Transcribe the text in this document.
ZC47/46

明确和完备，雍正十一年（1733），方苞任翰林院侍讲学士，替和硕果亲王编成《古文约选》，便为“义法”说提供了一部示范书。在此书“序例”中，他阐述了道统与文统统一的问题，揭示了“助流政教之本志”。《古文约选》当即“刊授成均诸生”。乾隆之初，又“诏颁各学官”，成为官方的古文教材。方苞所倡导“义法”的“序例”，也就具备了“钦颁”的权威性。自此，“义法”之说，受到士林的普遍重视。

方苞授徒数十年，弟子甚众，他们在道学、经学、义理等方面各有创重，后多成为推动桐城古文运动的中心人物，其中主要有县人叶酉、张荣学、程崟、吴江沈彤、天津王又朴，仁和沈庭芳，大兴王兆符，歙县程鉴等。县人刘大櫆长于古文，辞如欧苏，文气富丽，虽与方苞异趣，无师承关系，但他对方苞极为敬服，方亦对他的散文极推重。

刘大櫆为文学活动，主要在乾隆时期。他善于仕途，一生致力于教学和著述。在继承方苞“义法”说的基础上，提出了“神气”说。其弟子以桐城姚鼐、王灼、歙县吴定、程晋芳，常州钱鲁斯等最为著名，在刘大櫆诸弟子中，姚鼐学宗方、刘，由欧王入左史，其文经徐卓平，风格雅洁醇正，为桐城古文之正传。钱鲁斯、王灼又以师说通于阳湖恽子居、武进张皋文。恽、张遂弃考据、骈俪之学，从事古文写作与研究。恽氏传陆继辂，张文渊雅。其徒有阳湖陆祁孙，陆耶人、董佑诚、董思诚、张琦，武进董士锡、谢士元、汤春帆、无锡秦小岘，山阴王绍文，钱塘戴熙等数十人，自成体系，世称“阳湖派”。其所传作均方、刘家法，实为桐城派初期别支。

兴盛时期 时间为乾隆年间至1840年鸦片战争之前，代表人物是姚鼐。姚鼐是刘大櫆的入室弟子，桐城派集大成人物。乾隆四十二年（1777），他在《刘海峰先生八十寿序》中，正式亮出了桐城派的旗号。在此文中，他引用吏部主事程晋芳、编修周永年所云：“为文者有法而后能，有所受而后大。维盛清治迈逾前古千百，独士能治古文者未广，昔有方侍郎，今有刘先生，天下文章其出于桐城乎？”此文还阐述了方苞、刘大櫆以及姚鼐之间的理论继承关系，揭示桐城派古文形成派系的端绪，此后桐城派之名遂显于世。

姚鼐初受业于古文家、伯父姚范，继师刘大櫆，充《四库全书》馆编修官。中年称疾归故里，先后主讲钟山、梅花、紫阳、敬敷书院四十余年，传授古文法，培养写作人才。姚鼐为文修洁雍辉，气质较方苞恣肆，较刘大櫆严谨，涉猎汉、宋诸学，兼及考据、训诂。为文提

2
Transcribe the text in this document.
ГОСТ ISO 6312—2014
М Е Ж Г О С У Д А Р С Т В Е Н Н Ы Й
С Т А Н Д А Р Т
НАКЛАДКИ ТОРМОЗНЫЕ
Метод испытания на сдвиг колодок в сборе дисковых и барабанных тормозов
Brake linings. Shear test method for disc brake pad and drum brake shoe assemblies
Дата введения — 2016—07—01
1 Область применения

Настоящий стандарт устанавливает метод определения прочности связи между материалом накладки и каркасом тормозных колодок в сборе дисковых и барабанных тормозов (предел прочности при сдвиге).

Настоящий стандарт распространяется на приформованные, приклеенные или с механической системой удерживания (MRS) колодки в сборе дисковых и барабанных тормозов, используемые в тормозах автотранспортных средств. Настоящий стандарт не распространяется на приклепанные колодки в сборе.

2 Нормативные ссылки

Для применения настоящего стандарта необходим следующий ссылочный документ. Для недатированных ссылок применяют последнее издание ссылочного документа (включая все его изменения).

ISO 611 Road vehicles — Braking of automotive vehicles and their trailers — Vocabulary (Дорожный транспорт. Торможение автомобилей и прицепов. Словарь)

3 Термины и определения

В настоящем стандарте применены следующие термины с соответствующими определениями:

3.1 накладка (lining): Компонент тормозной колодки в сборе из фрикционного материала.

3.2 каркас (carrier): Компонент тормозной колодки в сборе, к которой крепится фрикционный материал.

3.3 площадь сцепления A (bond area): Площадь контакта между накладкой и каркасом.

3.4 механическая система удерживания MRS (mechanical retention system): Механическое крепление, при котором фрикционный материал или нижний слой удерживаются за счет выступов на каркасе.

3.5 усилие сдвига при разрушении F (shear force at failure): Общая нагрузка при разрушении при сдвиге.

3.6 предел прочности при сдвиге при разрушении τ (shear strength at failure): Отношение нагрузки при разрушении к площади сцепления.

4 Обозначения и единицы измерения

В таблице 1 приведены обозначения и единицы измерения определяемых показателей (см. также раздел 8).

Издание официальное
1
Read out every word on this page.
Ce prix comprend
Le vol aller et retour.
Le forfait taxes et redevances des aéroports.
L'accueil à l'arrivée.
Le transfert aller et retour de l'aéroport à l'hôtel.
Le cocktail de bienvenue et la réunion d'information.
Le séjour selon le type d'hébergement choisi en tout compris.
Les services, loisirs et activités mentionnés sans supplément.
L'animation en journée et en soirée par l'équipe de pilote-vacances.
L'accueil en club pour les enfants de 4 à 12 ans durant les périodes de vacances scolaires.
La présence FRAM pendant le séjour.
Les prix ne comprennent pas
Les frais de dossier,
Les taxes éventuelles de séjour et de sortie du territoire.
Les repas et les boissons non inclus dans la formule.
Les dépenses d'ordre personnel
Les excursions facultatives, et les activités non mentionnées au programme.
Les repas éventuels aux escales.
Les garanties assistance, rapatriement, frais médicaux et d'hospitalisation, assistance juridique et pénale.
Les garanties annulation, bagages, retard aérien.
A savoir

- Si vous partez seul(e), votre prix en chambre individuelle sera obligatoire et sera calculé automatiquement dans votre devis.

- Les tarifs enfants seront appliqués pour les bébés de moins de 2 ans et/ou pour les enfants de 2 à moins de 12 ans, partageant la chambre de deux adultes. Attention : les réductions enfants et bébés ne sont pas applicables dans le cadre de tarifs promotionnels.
━━━━━━━━━━━━━━━━━━━━━━━━━━━━━━
— JOB —
Search the entries for the word "repas", then gather every line that has it.

— PROBLEM SOLUTION —
Les repas et les boissons non inclus dans la formule.
Les repas éventuels aux escales.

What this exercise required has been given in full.